Go through the listing and return every line with "Work" in it.

RAW RECORDS.

========

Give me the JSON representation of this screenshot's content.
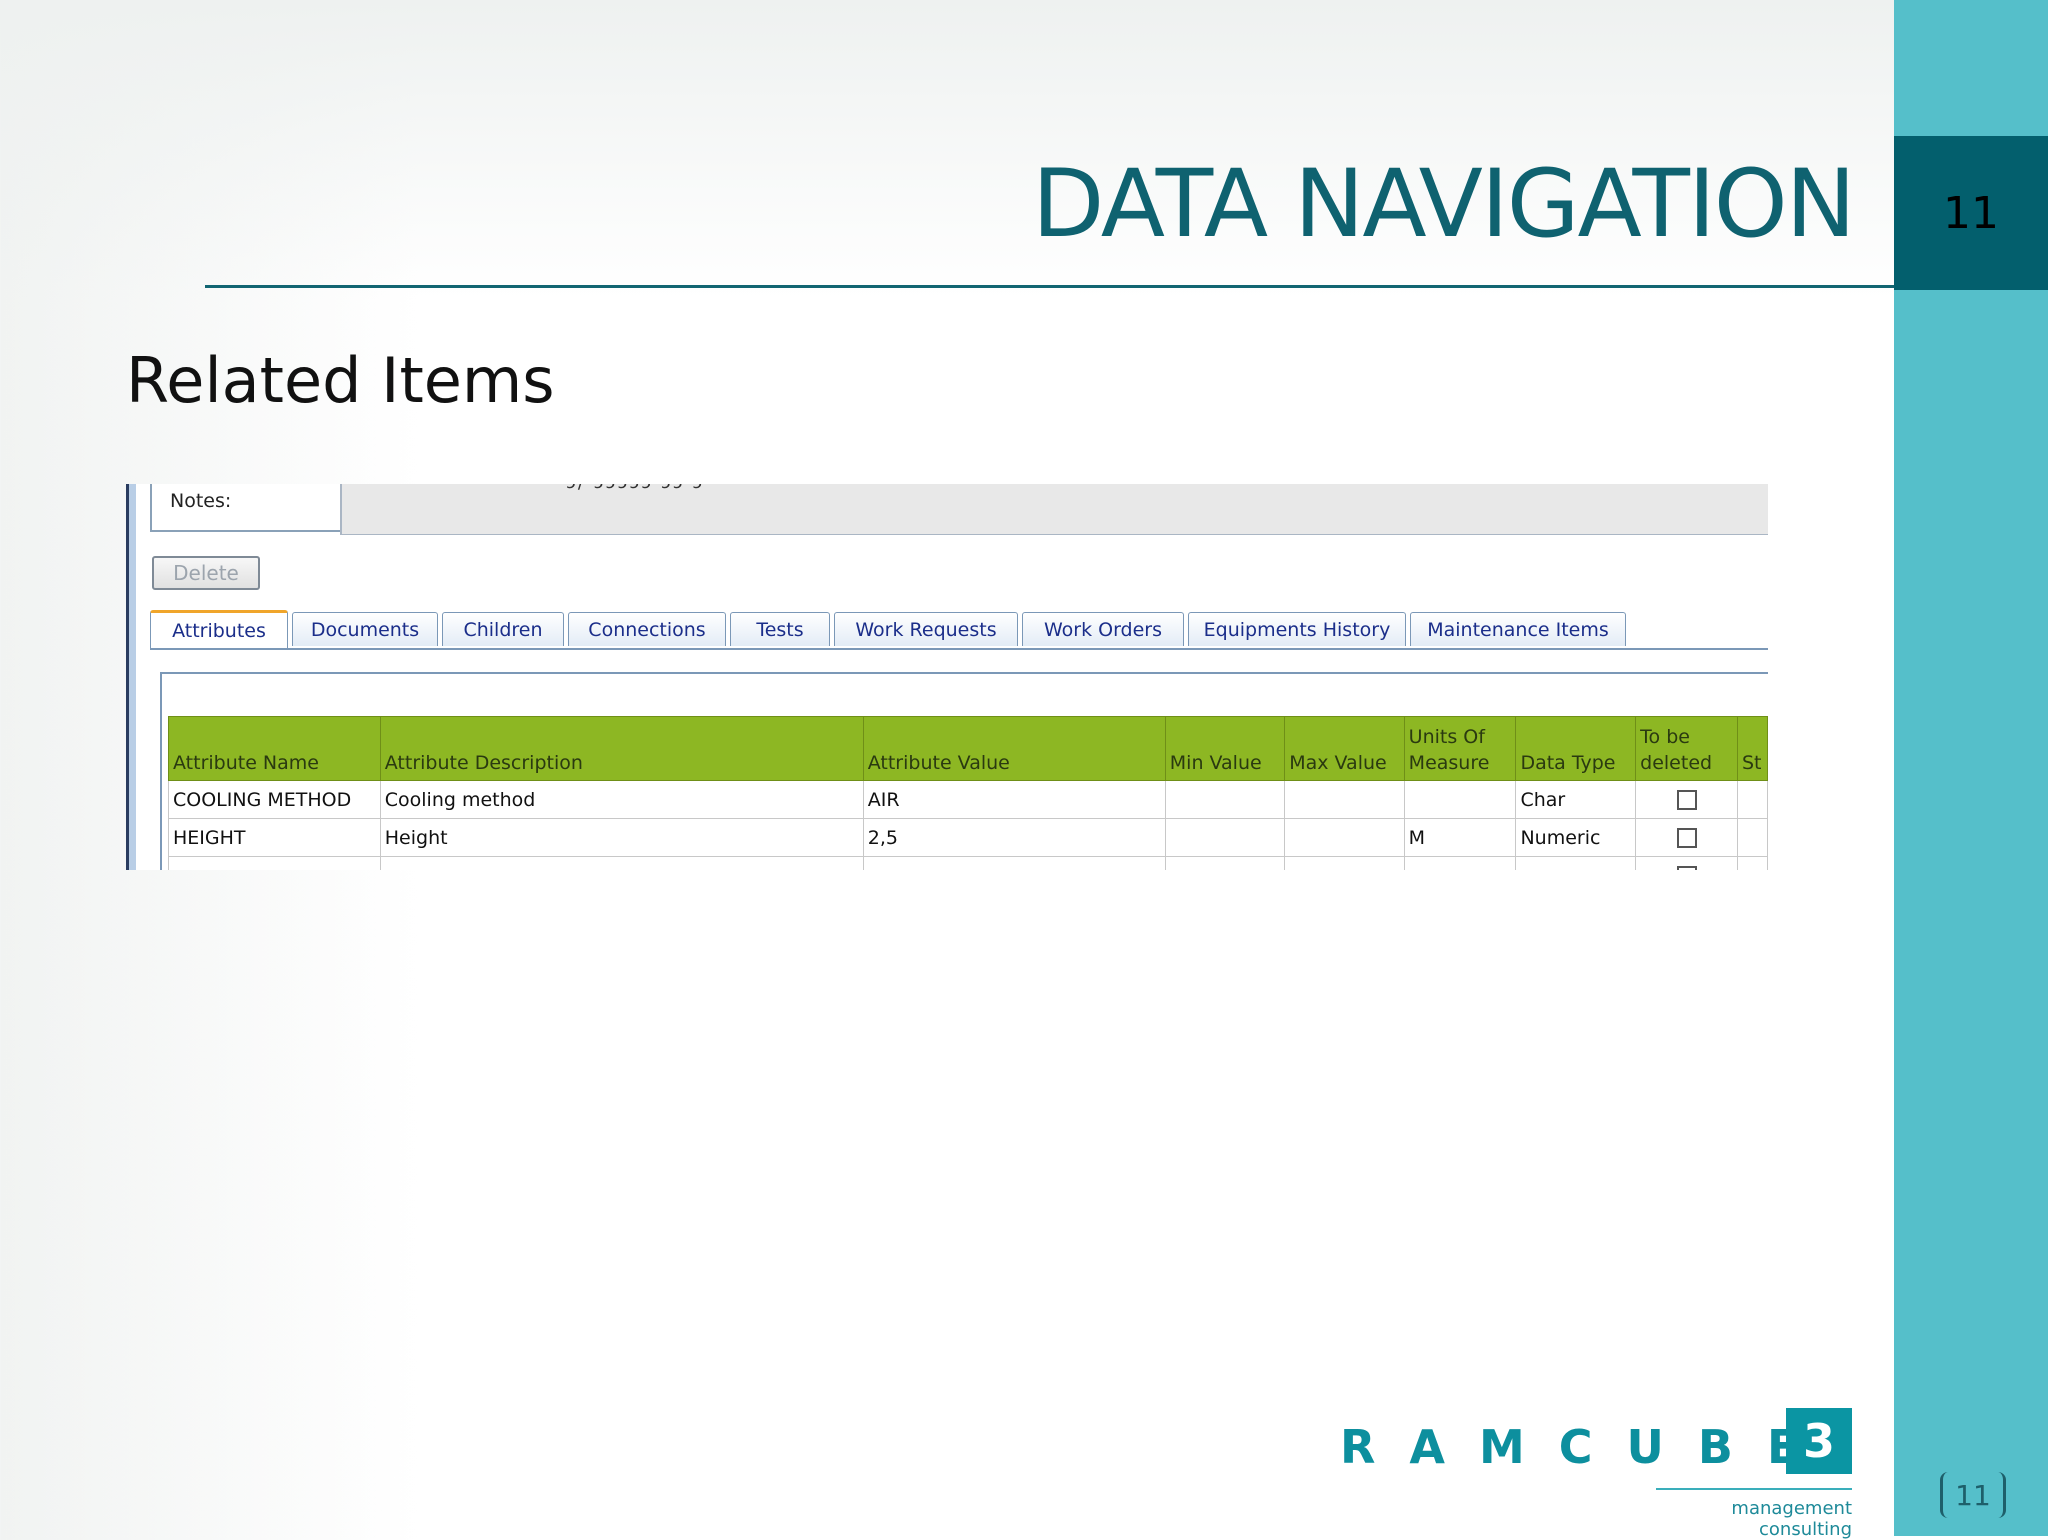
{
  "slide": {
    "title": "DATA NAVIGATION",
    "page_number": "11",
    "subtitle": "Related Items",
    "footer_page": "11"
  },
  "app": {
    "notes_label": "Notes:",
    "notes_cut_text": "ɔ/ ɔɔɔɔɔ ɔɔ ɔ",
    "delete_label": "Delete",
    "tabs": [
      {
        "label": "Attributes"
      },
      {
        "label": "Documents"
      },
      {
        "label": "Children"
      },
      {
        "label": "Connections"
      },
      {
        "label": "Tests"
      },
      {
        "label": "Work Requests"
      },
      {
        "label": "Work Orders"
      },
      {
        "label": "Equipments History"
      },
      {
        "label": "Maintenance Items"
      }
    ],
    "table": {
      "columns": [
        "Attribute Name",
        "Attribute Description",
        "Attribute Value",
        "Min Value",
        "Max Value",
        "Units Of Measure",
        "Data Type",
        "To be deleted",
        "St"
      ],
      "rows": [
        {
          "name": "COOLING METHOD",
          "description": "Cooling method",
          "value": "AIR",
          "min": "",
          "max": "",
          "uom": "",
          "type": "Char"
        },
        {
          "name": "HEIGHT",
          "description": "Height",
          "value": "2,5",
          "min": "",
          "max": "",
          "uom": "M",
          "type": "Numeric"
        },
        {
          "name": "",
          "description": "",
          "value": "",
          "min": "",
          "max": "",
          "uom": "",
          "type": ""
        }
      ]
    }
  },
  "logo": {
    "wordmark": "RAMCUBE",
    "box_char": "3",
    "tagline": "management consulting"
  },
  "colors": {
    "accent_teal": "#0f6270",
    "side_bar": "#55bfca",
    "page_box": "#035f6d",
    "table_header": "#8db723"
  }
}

========

RESULT OF THE TASK.
        "label": "Work Requests"
        "label": "Work Orders"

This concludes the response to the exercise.